Begin PROVIDED DATA

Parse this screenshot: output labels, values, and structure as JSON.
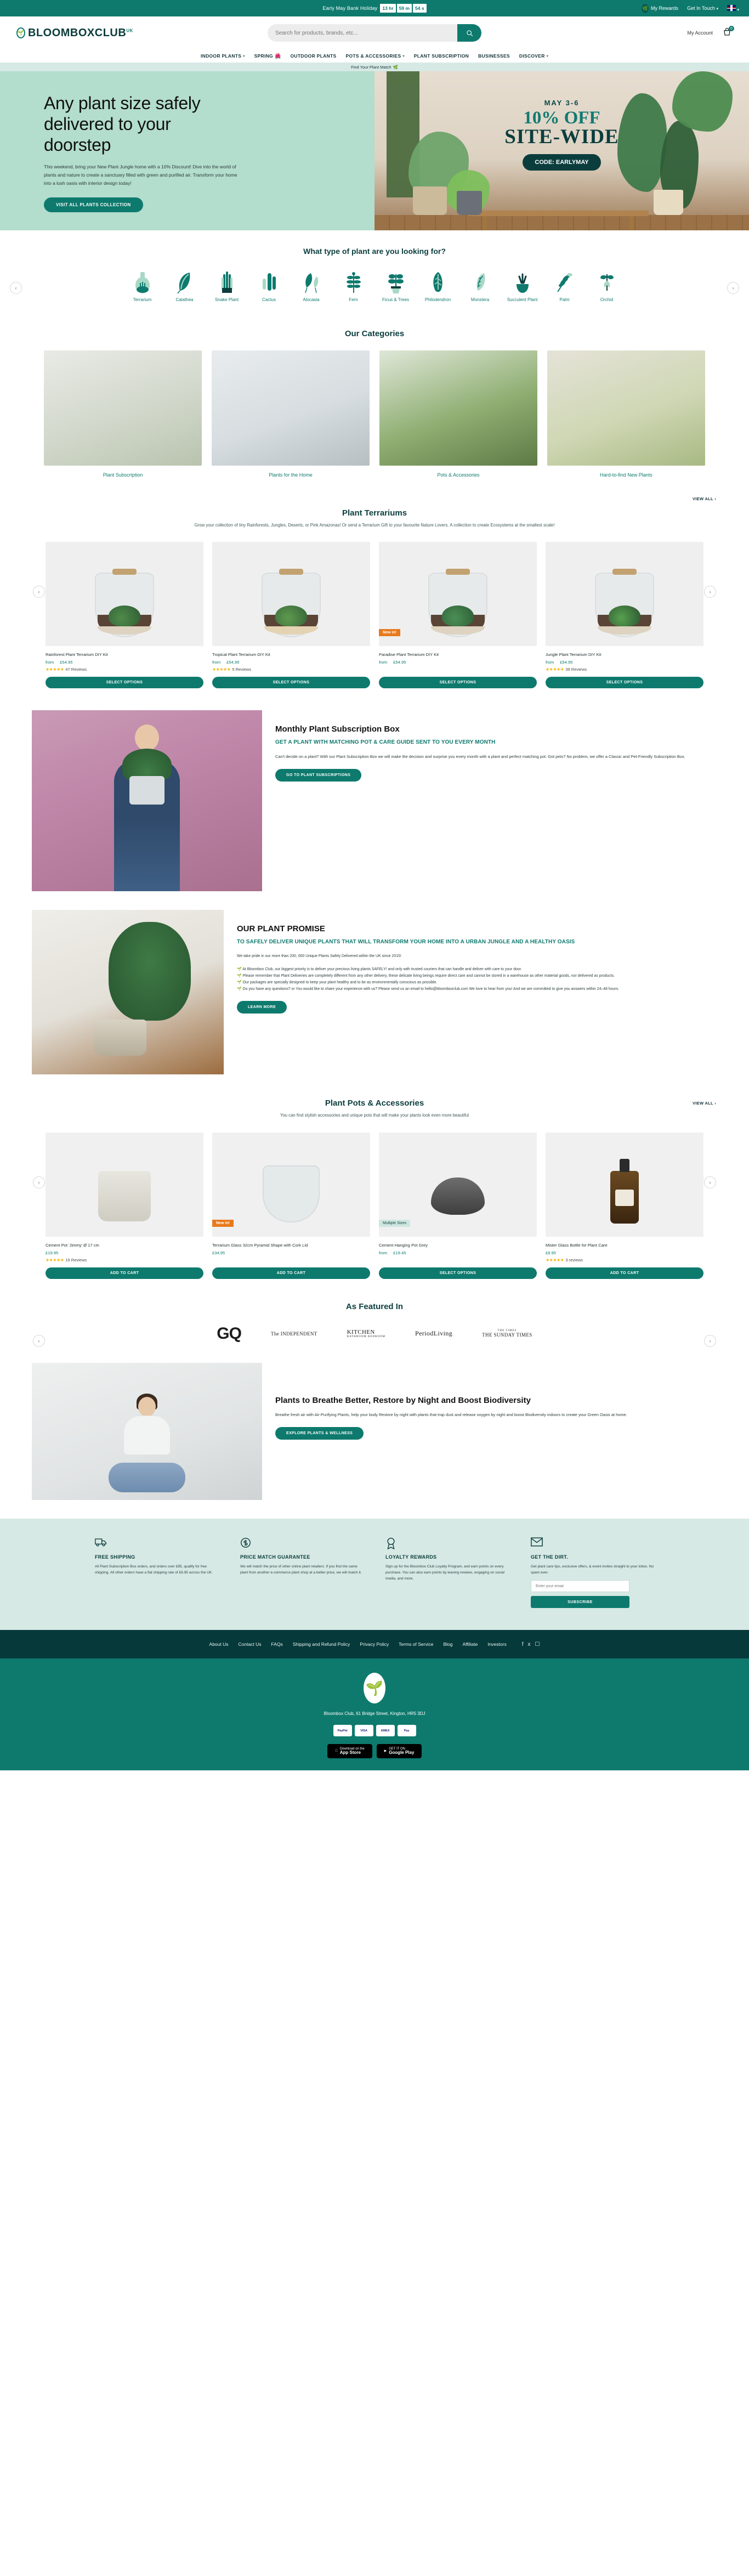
{
  "announcement": {
    "label": "Early May Bank Holiday",
    "countdown": [
      "13 hr",
      "59 m",
      "54 s"
    ],
    "rewards": "My Rewards",
    "contact": "Get In Touch",
    "flag_icon": "uk-flag-icon"
  },
  "header": {
    "logo": "BLOOMBOXCLUB",
    "logo_sup": "UK",
    "search_placeholder": "Search for products, brands, etc...",
    "account": "My Account",
    "cart_count": "0"
  },
  "nav": {
    "items": [
      {
        "label": "INDOOR PLANTS",
        "caret": true,
        "tulip": false
      },
      {
        "label": "SPRING",
        "caret": false,
        "tulip": true
      },
      {
        "label": "OUTDOOR PLANTS",
        "caret": false,
        "tulip": false
      },
      {
        "label": "POTS & ACCESSORIES",
        "caret": true,
        "tulip": false
      },
      {
        "label": "PLANT SUBSCRIPTION",
        "caret": false,
        "tulip": false
      },
      {
        "label": "BUSINESSES",
        "caret": false,
        "tulip": false
      },
      {
        "label": "DISCOVER",
        "caret": true,
        "tulip": false
      }
    ]
  },
  "findstrip": {
    "text": "Find Your Plant Match"
  },
  "hero": {
    "heading": "Any plant size safely delivered to your doorstep",
    "body": "This weekend, bring your New Plant Jungle home with a 10% Discount! Dive into the world of plants and nature to create a sanctuary filled with green and purified air. Transform your home into a lush oasis with interior design today!",
    "cta": "VISIT ALL PLANTS COLLECTION",
    "promo_date": "MAY 3-6",
    "promo_off": "10% OFF",
    "promo_sitewide": "SITE-WIDE",
    "promo_code": "CODE: EARLYMAY"
  },
  "picker": {
    "title": "What type of plant are you looking for?",
    "items": [
      {
        "label": "Terrarium",
        "icon": "terrarium-icon"
      },
      {
        "label": "Calathea",
        "icon": "calathea-leaf-icon"
      },
      {
        "label": "Snake Plant",
        "icon": "snake-plant-icon"
      },
      {
        "label": "Cactus",
        "icon": "cactus-icon"
      },
      {
        "label": "Alocasia",
        "icon": "alocasia-icon"
      },
      {
        "label": "Fern",
        "icon": "fern-icon"
      },
      {
        "label": "Ficus & Trees",
        "icon": "ficus-tree-icon"
      },
      {
        "label": "Philodendron",
        "icon": "philodendron-icon"
      },
      {
        "label": "Monstera",
        "icon": "monstera-icon"
      },
      {
        "label": "Succulent Plant",
        "icon": "succulent-icon"
      },
      {
        "label": "Palm",
        "icon": "palm-icon"
      },
      {
        "label": "Orchid",
        "icon": "orchid-icon"
      }
    ],
    "prev": "‹",
    "next": "›"
  },
  "categories": {
    "title": "Our Categories",
    "items": [
      {
        "label": "Plant Subscription"
      },
      {
        "label": "Plants for the Home"
      },
      {
        "label": "Pots & Accessories"
      },
      {
        "label": "Hard-to-find New Plants"
      }
    ]
  },
  "terrariums": {
    "title": "Plant Terrariums",
    "subtitle": "Grow your collection of tiny Rainforests, Jungles, Deserts, or Pink Amazonas! Or send a Terrarium Gift to your favourite Nature Lovers. A collection to create Ecosystems at the smallest scale!",
    "view_all": "VIEW ALL",
    "products": [
      {
        "name": "Rainforest Plant Terrarium DIY Kit",
        "from": "from",
        "price": "£54.95",
        "stars": "★★★★★",
        "reviews": "47 Reviews",
        "cta": "SELECT OPTIONS",
        "tag": ""
      },
      {
        "name": "Tropical Plant Terrarium DIY Kit",
        "from": "from",
        "price": "£54.95",
        "stars": "★★★★★",
        "reviews": "5 Reviews",
        "cta": "SELECT OPTIONS",
        "tag": ""
      },
      {
        "name": "Paradise Plant Terrarium DIY Kit",
        "from": "from",
        "price": "£54.95",
        "stars": "",
        "reviews": "",
        "cta": "SELECT OPTIONS",
        "tag": "New in!"
      },
      {
        "name": "Jungle Plant Terrarium DIY Kit",
        "from": "from",
        "price": "£54.95",
        "stars": "★★★★★",
        "reviews": "39 Reviews",
        "cta": "SELECT OPTIONS",
        "tag": ""
      }
    ]
  },
  "subscription": {
    "title": "Monthly Plant Subscription Box",
    "subtitle": "GET A PLANT WITH MATCHING POT & CARE GUIDE SENT TO YOU EVERY MONTH",
    "body": "Can't decide on a plant? With our Plant Subscription Box we will make the decision and surprise you every month with a plant and perfect matching pot. Got pets? No problem, we offer a Classic and Pet-Friendly Subscription Box.",
    "cta": "GO TO PLANT SUBSCRIPTIONS"
  },
  "promise": {
    "title": "OUR PLANT PROMISE",
    "subtitle": "TO SAFELY DELIVER UNIQUE PLANTS THAT WILL TRANSFORM YOUR HOME INTO A URBAN JUNGLE AND A HEALTHY OASIS",
    "intro": "We take pride in our more than 200, 000 Unique Plants Safely Delivered within the UK since 2015!",
    "bullets": [
      "At Bloombox Club, our biggest priority is to deliver your precious living plants SAFELY! and only with trusted couriers that can handle and deliver with care to your door.",
      "Please remember that Plant Deliveries are completely different from any other delivery, these delicate living beings require direct care and cannot be stored in a warehouse as other material goods, nor delivered as products.",
      "Our packages are specially designed to keep your plant healthy and to be as environmentally conscious as possible.",
      "Do you have any questions? or You would like to share your experience with us? Please send us an email to hello@bloomboxclub.com We love to hear from you! And we are committed to give you answers within 24–48 hours."
    ],
    "cta": "LEARN MORE"
  },
  "pots": {
    "title": "Plant Pots & Accessories",
    "subtitle": "You can find stylish accessories and unique pots that will make your plants look even more beautiful",
    "view_all": "VIEW ALL",
    "products": [
      {
        "name": "Cement Pot 'Jimmy' Ø 17 cm",
        "price": "£19.95",
        "stars": "★★★★★",
        "reviews": "15 Reviews",
        "cta": "ADD TO CART",
        "tag": ""
      },
      {
        "name": "Terrarium Glass 32cm Pyramid Shape with Cork Lid",
        "price": "£34.95",
        "stars": "",
        "reviews": "",
        "cta": "ADD TO CART",
        "tag": "New in!"
      },
      {
        "name": "Cement Hanging Pot Grey",
        "from": "from",
        "price": "£19.45",
        "stars": "",
        "reviews": "",
        "cta": "SELECT OPTIONS",
        "tag": "Multiple Sizes"
      },
      {
        "name": "Mister Glass Bottle for Plant Care",
        "price": "£8.95",
        "stars": "★★★★★",
        "reviews": "3 reviews",
        "cta": "ADD TO CART",
        "tag": ""
      }
    ]
  },
  "featured": {
    "title": "As Featured In",
    "brands": [
      {
        "name": "GQ"
      },
      {
        "name": "The INDEPENDENT"
      },
      {
        "name": "KITCHEN",
        "sub": "BATHROOM BEDROOM"
      },
      {
        "name": "PeriodLiving"
      },
      {
        "name": "THE SUNDAY TIMES",
        "sub": "THE TIMES"
      }
    ]
  },
  "biodiversity": {
    "title": "Plants to Breathe Better, Restore by Night and Boost Biodiversity",
    "body": "Breathe fresh air with Air-Purifying Plants, help your body Restore by night with plants that trap dust and release oxygen by night and boost Biodiversity indoors to create your Green Oasis at home.",
    "cta": "EXPLORE PLANTS & WELLNESS"
  },
  "value_props": [
    {
      "icon": "truck-icon",
      "heading": "FREE SHIPPING",
      "body": "All Plant Subscription Box orders, and orders over £85, qualify for free shipping. All other orders have a flat shipping rate of £6.95 across the UK."
    },
    {
      "icon": "tag-icon",
      "heading": "PRICE MATCH GUARANTEE",
      "body": "We will match the price of other online plant retailers. If you find the same plant from another e-commerce plant shop at a better price, we will match it."
    },
    {
      "icon": "medal-icon",
      "heading": "LOYALTY REWARDS",
      "body": "Sign up for the Bloombox Club Loyalty Program, and earn points on every purchase. You can also earn points by leaving reviews, engaging on social media, and more."
    },
    {
      "icon": "mail-icon",
      "heading": "GET THE DIRT.",
      "body": "Get plant care tips, exclusive offers, & event invites straight to your inbox. No spam ever.",
      "placeholder": "Enter your email",
      "button": "SUBSCRIBE"
    }
  ],
  "footer": {
    "links": [
      "About Us",
      "Contact Us",
      "FAQs",
      "Shipping and Refund Policy",
      "Privacy Policy",
      "Terms of Service",
      "Blog",
      "Affiliate",
      "Investors"
    ],
    "socials": [
      "facebook-icon",
      "pinterest-icon",
      "instagram-icon"
    ],
    "address": "Bloombox Club, 61 Bridge Street, Kington, HR5 3DJ",
    "payments": [
      "PayPal",
      "VISA",
      "AMEX",
      "Pay"
    ],
    "stores": [
      {
        "small": "Download on the",
        "big": "App Store"
      },
      {
        "small": "GET IT ON",
        "big": "Google Play"
      }
    ]
  }
}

End PROVIDED DATA

EXERCISE AIM:
From the listing above, copy every line that holds the string "subtitle".

TASK ANSWER:
    "subtitle": "Grow your collection of tiny Rainforests, Jungles, Deserts, or Pink Amazonas! Or send a Terrarium Gift to your favourite Nature Lovers. A collection to create Ecosystems at the smallest scale!",
    "subtitle": "GET A PLANT WITH MATCHING POT & CARE GUIDE SENT TO YOU EVERY MONTH",
    "subtitle": "TO SAFELY DELIVER UNIQUE PLANTS THAT WILL TRANSFORM YOUR HOME INTO A URBAN JUNGLE AND A HEALTHY OASIS",
    "subtitle": "You can find stylish accessories and unique pots that will make your plants look even more beautiful",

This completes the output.